● Directions for this task
Your answer should be a single number: the count of lines containing the string "image".

━━━━━ Listed records

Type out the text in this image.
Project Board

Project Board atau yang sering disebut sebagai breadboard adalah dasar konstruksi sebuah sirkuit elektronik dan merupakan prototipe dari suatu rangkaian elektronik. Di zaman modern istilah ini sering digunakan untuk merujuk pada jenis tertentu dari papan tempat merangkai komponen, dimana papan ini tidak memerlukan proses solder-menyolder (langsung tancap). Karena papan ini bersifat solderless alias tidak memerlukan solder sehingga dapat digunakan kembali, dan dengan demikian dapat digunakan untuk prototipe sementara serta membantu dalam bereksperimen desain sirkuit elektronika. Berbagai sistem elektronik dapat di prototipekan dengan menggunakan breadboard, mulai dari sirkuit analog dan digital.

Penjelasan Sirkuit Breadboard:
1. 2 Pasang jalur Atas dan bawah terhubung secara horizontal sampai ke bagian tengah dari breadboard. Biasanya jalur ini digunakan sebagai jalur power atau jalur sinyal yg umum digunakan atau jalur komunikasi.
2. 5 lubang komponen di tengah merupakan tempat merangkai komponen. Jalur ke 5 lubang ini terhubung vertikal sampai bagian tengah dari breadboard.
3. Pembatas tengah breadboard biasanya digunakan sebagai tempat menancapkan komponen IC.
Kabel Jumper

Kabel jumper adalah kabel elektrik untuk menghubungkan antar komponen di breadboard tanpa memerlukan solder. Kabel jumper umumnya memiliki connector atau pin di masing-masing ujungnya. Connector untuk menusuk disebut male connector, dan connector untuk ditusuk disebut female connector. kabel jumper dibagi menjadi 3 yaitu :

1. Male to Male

━━━━━━━━━━
━━━━━ Listed records

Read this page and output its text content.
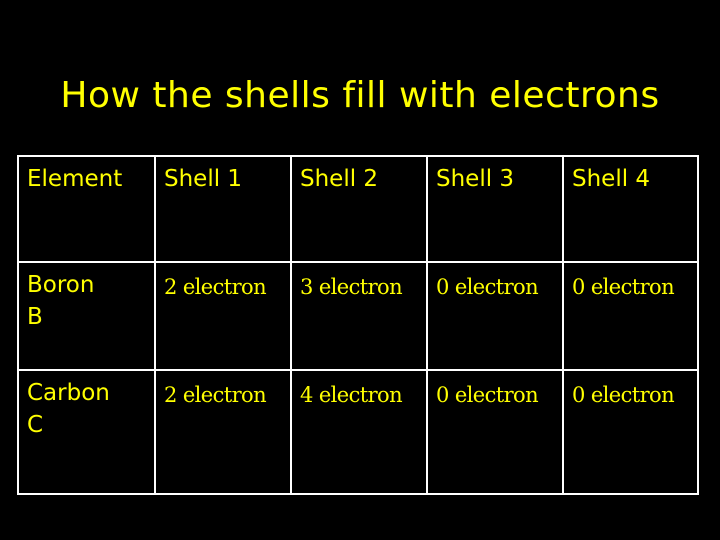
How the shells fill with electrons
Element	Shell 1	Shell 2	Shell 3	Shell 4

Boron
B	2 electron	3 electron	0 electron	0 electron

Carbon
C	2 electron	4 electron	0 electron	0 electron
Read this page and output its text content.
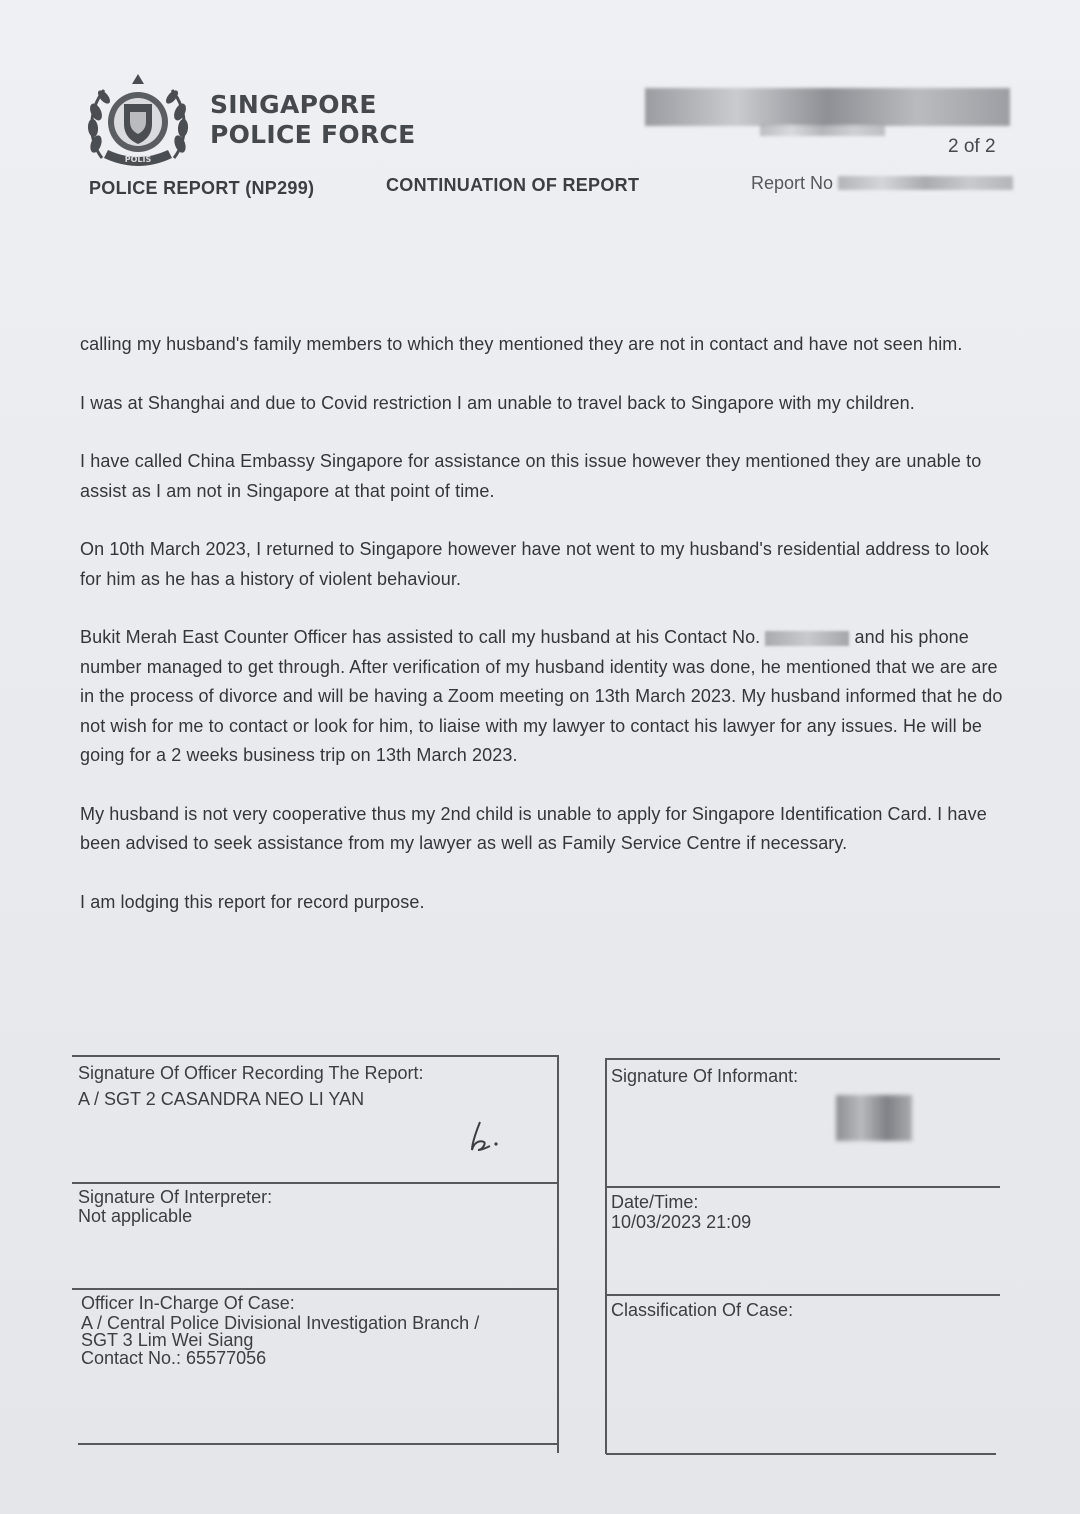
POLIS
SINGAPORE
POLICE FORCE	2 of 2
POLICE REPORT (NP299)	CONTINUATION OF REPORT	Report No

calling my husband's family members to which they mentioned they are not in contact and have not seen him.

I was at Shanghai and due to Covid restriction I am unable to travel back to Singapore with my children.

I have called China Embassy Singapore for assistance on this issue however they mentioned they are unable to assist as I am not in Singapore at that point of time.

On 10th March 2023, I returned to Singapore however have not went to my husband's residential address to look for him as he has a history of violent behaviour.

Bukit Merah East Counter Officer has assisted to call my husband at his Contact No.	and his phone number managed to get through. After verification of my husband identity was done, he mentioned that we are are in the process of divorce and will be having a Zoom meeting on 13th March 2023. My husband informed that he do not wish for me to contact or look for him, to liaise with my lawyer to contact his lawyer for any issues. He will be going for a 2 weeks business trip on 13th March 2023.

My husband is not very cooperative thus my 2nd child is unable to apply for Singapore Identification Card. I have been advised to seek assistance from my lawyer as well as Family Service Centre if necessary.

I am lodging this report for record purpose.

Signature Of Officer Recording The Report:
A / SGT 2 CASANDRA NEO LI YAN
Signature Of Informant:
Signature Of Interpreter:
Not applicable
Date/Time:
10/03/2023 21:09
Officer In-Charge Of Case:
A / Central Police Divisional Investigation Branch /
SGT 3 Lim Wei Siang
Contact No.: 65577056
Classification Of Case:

━━━━━━━━━━
━━━━━ Listed records

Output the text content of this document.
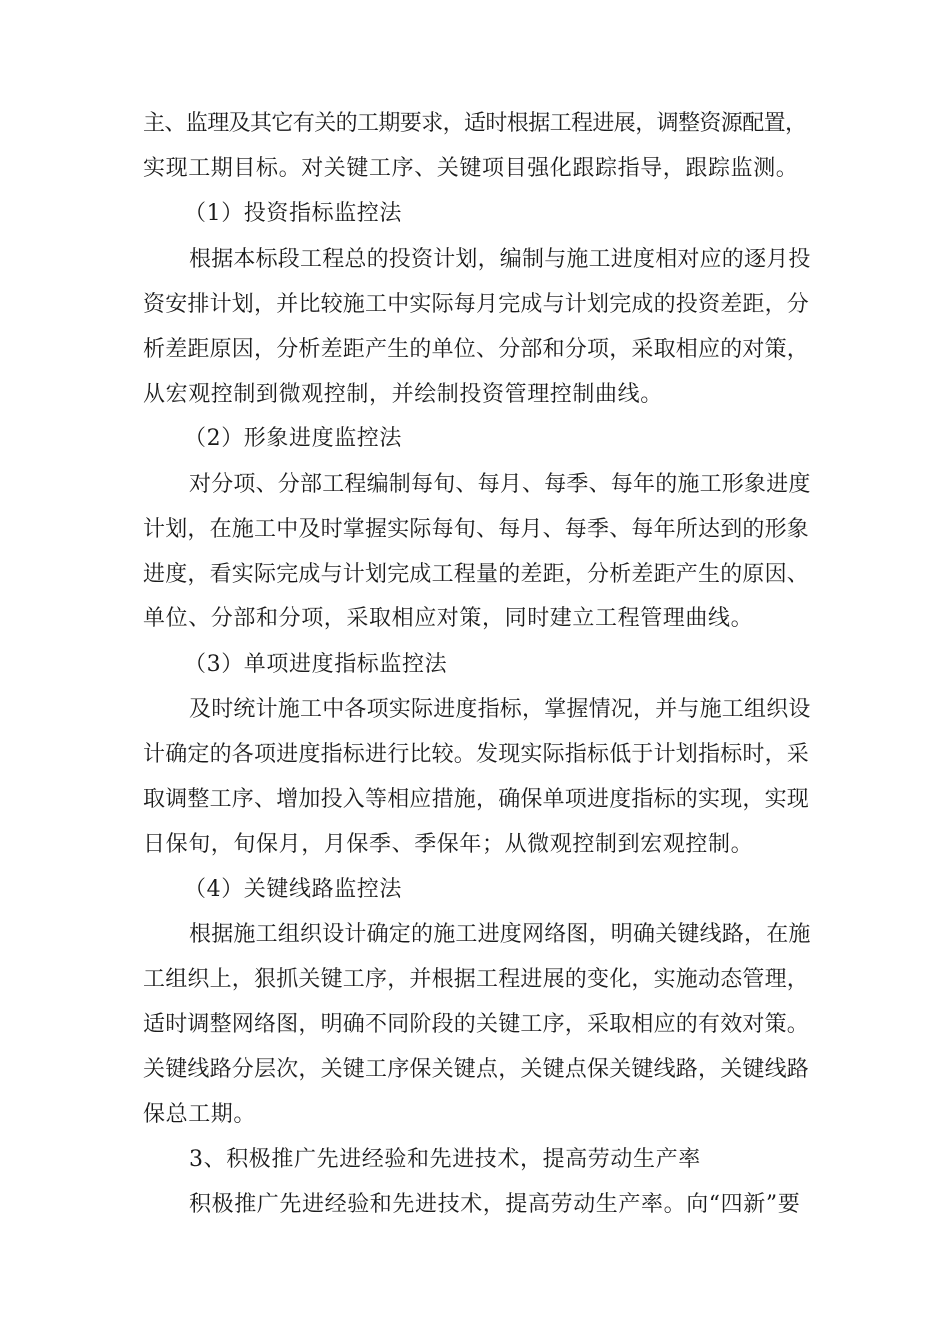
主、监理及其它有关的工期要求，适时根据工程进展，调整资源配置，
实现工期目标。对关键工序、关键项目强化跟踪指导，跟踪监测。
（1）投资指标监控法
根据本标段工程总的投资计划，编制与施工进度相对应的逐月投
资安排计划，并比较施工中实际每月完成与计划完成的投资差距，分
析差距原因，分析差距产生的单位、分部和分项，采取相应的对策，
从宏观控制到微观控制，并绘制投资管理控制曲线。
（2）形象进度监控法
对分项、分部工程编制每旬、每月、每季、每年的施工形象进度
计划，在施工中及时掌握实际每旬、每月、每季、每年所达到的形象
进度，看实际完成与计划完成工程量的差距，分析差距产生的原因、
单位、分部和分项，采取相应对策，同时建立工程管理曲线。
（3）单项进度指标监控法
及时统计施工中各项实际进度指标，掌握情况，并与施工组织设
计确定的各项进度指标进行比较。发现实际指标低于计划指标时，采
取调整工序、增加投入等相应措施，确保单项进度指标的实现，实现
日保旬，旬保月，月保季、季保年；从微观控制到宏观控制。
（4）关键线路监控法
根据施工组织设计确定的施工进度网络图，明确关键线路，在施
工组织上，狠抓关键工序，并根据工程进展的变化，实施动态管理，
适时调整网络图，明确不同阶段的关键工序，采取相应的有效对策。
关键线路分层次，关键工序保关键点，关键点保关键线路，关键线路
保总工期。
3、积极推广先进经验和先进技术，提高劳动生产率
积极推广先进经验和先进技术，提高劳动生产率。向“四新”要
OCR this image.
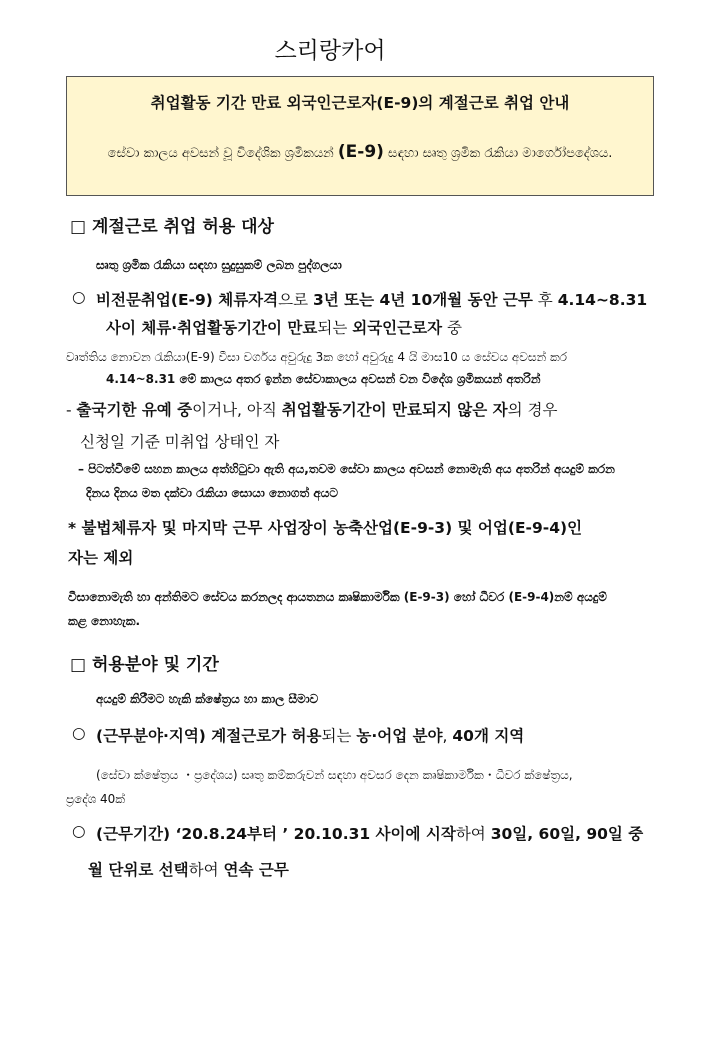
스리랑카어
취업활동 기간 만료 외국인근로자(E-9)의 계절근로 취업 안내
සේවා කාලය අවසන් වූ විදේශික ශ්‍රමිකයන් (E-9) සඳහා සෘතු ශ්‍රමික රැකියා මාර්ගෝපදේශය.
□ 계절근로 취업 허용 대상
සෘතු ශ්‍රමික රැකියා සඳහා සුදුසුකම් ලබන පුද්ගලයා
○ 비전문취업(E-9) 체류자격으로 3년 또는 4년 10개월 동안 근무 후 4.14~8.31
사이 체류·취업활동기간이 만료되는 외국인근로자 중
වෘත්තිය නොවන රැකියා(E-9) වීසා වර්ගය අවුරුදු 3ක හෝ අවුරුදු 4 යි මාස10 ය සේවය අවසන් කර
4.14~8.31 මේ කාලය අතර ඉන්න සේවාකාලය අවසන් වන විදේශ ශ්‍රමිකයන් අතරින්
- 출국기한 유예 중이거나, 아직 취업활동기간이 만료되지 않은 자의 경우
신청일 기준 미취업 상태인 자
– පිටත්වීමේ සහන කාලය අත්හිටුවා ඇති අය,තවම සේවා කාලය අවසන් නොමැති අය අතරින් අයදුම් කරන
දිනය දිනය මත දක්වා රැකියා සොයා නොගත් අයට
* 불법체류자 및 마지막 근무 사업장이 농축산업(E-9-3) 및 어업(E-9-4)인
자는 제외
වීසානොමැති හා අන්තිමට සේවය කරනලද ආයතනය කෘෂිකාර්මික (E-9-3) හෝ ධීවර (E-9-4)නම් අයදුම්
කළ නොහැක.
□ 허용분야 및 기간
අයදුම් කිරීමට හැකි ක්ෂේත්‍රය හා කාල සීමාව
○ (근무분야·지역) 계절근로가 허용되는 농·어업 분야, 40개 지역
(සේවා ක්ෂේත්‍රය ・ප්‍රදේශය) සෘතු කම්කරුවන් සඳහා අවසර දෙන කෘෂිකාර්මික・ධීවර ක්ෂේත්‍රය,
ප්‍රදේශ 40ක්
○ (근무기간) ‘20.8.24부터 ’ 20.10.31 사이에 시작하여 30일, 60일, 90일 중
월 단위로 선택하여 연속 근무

━━━━━━━━━━

● In response
2